### Data rows

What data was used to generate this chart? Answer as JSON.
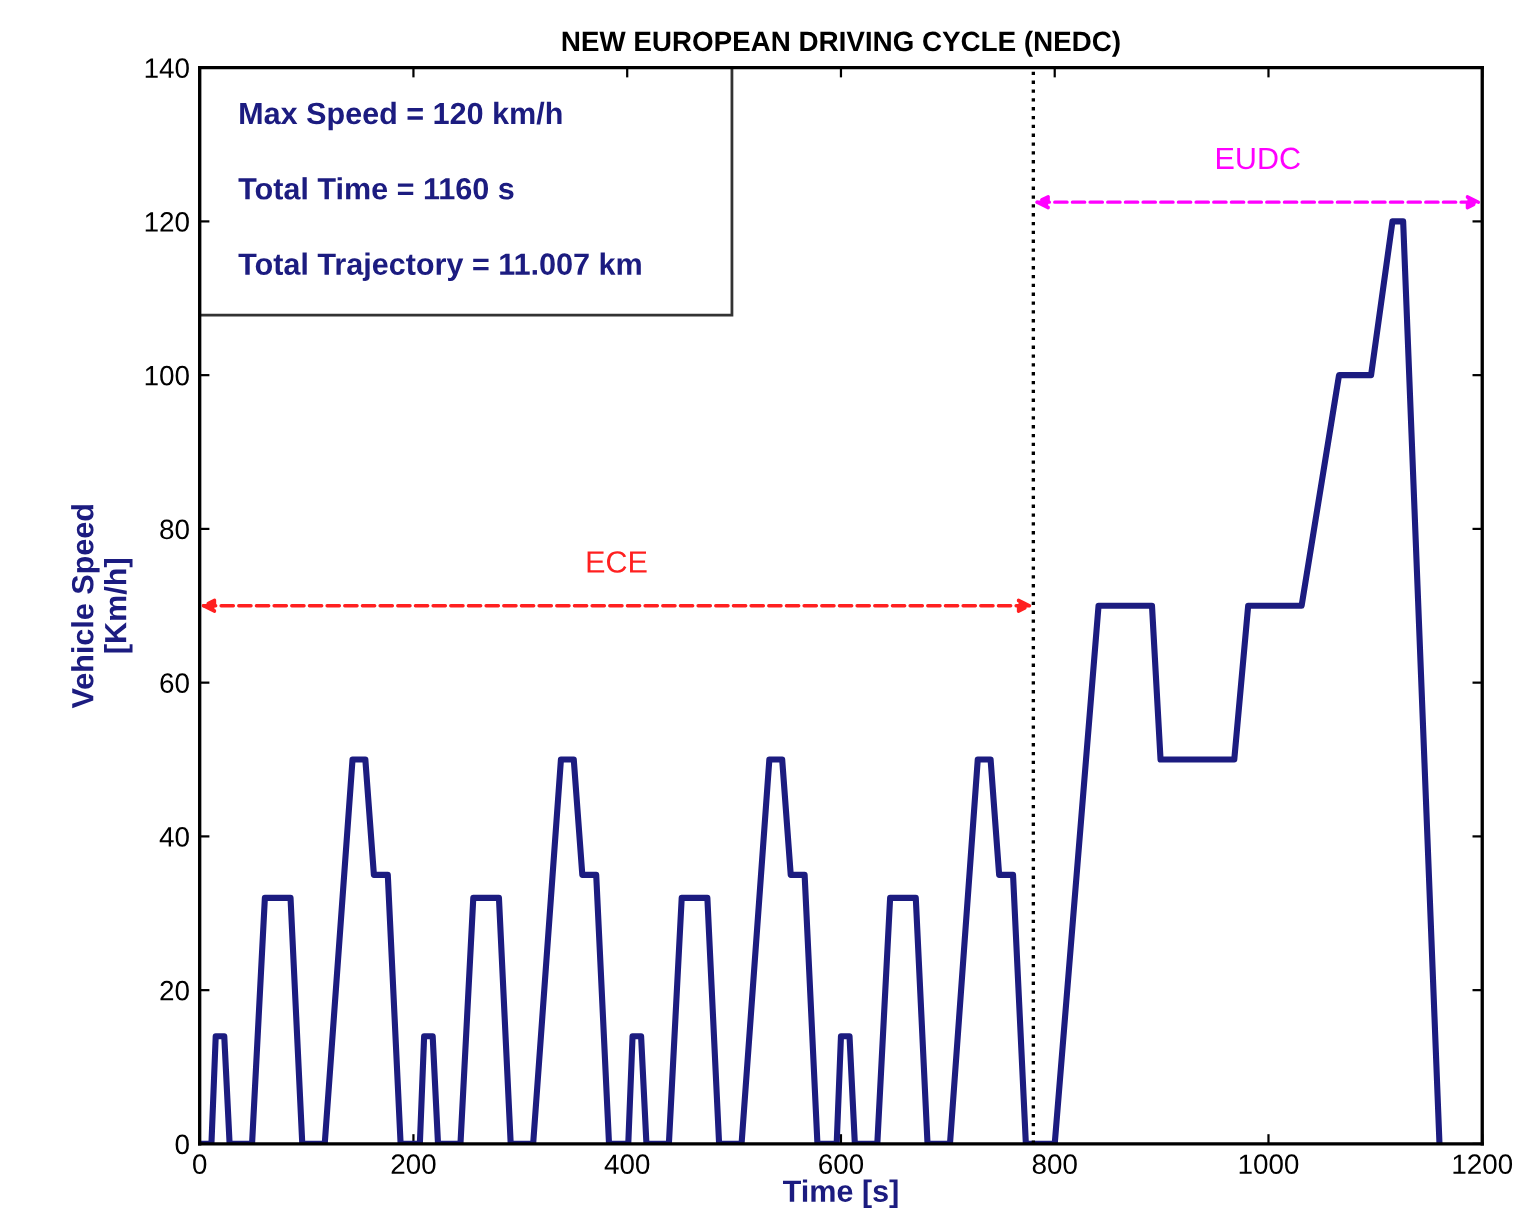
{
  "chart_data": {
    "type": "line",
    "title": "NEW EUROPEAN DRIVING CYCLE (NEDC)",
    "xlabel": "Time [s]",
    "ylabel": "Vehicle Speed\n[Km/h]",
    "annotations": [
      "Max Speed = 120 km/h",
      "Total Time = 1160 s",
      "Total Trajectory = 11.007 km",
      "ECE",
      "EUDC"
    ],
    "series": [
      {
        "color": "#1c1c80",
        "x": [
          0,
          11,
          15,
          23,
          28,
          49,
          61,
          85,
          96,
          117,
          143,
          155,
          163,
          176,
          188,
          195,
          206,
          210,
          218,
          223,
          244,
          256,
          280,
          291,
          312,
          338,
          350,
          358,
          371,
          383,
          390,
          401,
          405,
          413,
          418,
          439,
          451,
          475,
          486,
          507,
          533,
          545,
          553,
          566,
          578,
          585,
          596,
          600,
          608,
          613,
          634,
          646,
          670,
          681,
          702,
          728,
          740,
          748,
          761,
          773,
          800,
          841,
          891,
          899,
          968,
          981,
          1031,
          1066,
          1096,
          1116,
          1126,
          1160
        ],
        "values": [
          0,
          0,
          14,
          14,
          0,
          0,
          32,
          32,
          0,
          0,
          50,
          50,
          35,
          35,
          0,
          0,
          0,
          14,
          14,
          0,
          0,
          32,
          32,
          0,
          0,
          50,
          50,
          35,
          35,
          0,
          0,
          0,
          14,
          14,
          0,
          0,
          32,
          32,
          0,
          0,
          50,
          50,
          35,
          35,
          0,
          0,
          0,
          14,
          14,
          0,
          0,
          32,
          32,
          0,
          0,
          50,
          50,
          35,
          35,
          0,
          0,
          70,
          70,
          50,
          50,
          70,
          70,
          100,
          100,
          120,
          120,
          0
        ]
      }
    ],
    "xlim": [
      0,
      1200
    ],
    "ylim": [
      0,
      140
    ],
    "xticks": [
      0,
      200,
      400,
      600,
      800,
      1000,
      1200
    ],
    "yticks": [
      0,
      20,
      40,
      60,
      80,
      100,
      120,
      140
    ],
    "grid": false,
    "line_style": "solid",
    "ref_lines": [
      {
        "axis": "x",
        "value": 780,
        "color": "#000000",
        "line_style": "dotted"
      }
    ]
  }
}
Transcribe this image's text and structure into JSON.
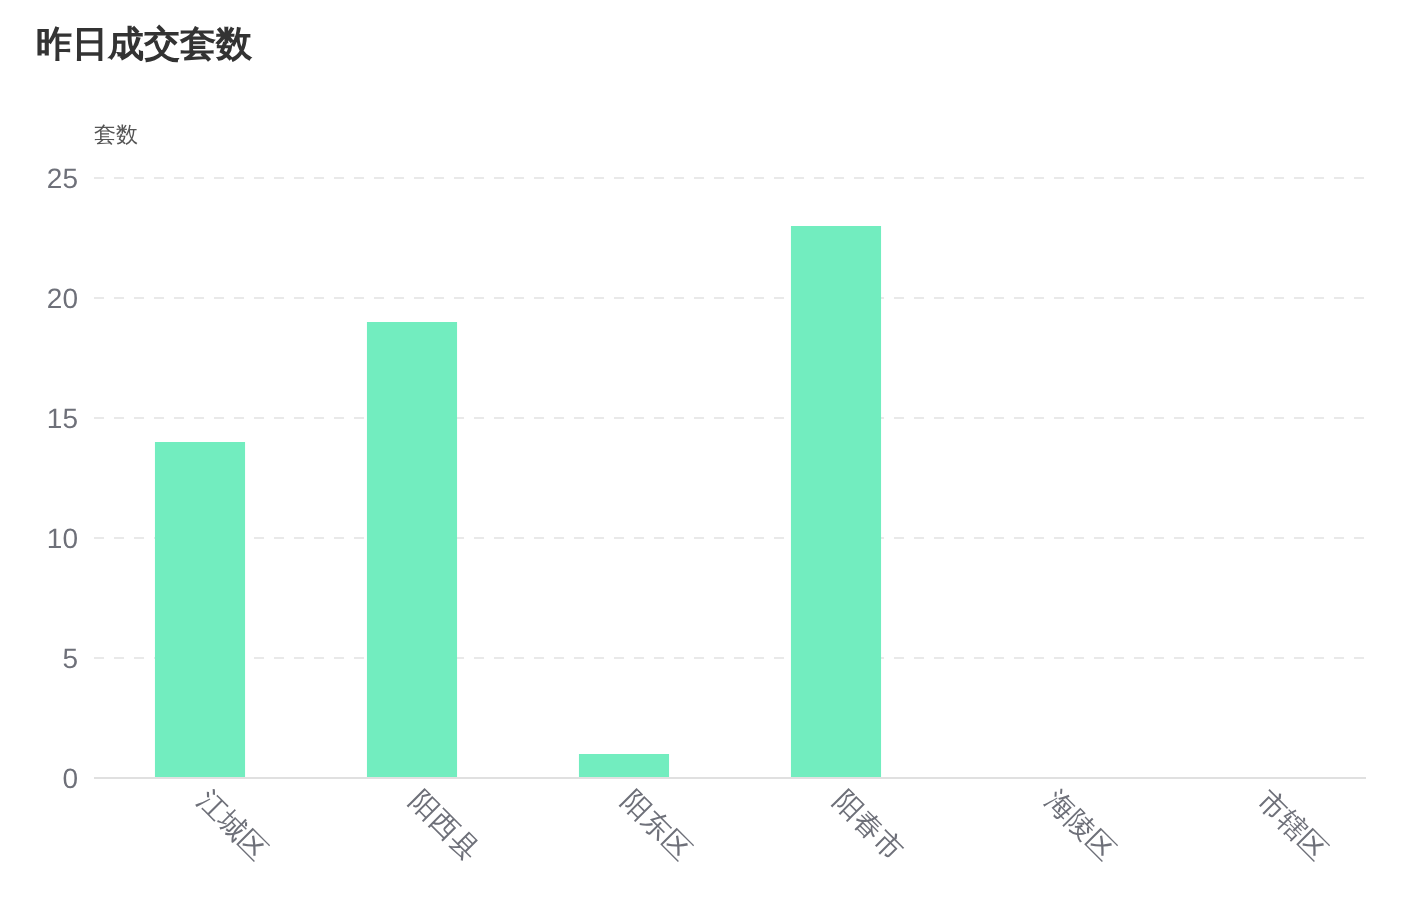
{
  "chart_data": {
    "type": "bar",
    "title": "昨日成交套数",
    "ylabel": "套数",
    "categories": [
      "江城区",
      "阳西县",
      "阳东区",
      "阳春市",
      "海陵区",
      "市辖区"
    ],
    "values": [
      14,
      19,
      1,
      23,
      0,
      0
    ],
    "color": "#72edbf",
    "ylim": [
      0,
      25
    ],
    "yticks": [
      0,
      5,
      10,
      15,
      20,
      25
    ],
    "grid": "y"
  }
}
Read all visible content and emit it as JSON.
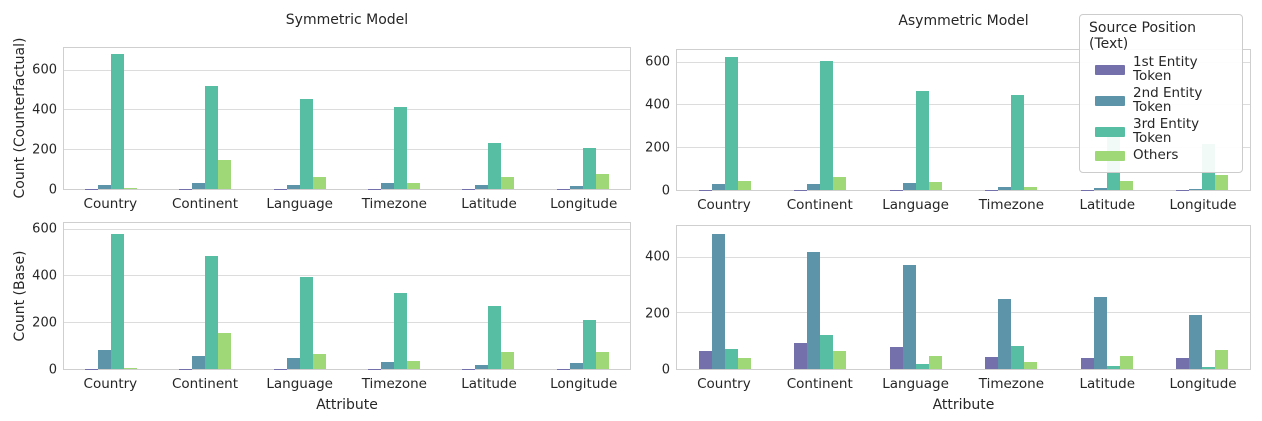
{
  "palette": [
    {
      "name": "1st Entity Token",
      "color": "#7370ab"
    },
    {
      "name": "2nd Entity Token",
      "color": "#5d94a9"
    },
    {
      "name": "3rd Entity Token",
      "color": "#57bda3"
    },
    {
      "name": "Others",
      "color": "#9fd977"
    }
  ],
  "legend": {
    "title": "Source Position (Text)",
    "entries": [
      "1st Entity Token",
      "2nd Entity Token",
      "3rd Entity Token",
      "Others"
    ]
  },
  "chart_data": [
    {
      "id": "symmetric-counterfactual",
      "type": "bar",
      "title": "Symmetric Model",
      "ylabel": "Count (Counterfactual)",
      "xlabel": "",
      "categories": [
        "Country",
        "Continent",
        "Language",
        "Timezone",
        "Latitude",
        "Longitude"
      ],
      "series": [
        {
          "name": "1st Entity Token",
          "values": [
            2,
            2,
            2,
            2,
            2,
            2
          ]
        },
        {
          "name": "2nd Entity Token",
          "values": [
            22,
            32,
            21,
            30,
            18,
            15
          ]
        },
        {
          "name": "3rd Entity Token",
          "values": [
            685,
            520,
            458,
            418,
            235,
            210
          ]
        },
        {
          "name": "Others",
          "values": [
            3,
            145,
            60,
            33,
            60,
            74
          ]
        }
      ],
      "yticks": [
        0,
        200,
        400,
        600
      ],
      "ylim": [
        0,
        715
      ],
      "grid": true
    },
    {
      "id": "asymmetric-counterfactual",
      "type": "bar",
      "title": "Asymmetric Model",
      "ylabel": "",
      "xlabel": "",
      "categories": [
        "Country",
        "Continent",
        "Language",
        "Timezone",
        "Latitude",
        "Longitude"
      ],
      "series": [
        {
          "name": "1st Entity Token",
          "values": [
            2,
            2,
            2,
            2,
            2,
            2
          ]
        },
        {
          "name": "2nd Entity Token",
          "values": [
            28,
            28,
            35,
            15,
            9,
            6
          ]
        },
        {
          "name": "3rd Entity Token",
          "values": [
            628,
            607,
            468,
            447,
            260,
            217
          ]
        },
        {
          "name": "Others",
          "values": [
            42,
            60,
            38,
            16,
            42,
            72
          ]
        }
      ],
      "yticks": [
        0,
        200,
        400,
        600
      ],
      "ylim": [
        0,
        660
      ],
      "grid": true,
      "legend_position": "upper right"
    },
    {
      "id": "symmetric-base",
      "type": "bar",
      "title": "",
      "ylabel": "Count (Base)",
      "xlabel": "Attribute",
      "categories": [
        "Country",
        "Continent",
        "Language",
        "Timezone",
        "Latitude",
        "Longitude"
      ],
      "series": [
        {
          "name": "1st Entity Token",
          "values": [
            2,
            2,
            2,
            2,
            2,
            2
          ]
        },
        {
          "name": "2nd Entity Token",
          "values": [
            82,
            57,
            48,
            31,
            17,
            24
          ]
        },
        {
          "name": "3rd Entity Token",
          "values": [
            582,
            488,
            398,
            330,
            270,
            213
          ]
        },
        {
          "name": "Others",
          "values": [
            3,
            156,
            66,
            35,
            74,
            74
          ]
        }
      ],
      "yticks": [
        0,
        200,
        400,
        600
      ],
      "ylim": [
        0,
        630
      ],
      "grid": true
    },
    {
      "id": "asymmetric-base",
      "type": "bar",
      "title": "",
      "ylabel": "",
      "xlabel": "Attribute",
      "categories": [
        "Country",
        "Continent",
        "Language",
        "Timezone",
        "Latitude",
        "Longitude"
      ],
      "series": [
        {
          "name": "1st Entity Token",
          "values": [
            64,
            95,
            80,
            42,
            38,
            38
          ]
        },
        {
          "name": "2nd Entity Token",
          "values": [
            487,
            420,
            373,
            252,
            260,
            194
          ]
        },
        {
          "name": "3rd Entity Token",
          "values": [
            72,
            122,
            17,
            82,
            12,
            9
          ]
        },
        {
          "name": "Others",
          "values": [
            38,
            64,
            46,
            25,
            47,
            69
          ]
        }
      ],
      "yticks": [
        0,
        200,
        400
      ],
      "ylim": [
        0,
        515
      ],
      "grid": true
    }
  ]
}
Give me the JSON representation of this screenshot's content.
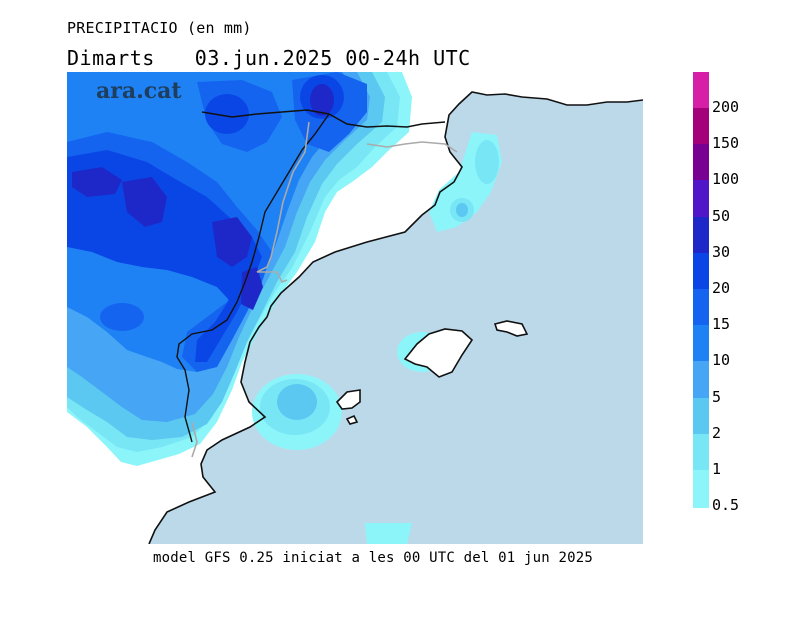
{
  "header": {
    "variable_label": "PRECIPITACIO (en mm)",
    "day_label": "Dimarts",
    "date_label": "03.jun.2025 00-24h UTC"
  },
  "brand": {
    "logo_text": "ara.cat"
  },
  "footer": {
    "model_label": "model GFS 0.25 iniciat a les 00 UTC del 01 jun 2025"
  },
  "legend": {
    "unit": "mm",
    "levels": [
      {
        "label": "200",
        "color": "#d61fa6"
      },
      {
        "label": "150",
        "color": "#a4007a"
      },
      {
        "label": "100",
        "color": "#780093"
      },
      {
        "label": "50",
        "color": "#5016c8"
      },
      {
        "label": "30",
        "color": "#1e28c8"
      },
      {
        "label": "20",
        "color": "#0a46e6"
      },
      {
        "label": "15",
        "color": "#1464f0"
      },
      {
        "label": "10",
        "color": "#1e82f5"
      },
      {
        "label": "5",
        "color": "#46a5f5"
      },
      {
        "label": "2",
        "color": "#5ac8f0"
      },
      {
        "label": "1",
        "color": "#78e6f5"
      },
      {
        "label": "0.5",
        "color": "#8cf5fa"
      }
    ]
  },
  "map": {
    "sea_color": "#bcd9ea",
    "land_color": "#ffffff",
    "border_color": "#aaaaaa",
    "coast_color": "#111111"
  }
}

### Task requirements
Each line holding "Total" must be found and copied.

### Task output
      "Total Time = 1160 s",
      "Total Trajectory = 11.007 km",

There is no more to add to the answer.